▶ **What to work on**
Find how many lines of the listing include the string "numbers", and report only that figure.

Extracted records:

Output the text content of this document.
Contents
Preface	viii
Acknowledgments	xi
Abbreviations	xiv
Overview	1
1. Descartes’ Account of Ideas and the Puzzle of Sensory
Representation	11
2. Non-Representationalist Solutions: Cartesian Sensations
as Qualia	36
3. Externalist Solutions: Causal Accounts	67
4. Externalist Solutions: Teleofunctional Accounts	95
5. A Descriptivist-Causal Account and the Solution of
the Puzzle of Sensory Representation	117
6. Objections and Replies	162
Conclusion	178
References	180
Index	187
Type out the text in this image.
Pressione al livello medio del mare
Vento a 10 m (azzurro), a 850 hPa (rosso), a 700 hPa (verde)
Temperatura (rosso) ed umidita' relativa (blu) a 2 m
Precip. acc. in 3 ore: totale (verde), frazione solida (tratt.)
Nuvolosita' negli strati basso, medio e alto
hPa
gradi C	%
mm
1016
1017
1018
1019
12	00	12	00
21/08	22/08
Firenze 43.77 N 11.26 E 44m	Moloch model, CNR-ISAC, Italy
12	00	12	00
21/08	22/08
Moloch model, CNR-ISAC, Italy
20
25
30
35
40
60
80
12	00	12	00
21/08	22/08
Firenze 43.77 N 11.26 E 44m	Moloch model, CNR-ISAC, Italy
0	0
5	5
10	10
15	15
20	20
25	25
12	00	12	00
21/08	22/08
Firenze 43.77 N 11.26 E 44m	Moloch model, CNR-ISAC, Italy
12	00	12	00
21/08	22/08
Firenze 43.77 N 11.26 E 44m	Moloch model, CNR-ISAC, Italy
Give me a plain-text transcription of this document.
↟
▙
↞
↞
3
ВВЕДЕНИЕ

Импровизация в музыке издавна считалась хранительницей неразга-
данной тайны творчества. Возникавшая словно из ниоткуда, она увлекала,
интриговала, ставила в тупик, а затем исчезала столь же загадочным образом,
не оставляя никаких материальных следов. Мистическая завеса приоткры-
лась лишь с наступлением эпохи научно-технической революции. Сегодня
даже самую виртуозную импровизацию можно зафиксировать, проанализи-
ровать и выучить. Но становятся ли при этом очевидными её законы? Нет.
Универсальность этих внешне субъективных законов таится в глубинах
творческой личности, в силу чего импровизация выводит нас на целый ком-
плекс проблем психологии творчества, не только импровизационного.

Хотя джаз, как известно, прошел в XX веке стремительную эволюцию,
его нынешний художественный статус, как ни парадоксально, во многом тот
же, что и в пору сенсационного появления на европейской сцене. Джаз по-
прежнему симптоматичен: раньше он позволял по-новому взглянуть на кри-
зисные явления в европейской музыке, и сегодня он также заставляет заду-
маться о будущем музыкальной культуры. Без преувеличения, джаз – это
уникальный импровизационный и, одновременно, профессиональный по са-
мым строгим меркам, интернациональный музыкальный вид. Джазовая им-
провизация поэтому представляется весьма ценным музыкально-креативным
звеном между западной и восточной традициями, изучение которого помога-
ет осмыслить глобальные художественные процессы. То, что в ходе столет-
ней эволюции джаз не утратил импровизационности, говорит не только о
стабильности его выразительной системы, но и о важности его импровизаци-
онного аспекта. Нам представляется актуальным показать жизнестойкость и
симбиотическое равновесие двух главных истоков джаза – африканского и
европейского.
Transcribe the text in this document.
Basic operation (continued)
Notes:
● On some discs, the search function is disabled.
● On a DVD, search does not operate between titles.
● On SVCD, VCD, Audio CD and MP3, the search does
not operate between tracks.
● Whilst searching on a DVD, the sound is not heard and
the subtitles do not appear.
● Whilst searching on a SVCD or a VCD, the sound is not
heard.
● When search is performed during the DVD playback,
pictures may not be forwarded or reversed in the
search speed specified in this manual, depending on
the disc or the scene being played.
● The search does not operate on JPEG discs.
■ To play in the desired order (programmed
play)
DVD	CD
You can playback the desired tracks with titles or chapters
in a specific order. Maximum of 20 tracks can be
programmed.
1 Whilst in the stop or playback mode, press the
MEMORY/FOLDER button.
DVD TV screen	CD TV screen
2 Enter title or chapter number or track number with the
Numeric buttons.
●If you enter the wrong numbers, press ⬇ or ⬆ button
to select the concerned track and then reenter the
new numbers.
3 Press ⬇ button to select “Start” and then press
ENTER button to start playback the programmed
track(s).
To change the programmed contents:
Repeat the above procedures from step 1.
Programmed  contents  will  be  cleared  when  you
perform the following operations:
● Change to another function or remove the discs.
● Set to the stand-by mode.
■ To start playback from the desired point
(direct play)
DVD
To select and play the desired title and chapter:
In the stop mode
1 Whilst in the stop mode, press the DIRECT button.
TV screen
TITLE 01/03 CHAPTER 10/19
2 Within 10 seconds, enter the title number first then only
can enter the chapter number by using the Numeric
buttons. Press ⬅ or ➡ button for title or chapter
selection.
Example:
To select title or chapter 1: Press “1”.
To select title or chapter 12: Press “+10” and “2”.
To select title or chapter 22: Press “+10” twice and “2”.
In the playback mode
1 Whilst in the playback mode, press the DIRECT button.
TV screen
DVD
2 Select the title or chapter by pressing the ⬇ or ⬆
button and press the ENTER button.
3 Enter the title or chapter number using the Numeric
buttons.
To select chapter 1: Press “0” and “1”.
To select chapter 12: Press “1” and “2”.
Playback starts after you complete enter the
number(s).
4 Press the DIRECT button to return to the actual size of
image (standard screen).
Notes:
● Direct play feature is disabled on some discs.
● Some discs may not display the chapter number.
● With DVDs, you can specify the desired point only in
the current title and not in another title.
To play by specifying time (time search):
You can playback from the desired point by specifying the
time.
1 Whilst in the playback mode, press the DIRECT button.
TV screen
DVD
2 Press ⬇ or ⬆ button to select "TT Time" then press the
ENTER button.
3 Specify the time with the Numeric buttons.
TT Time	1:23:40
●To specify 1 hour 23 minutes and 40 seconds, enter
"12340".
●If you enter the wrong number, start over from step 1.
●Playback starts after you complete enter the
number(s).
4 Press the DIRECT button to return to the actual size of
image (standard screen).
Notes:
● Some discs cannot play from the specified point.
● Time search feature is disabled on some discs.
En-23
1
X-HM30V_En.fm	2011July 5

▶ **Output of the task**
2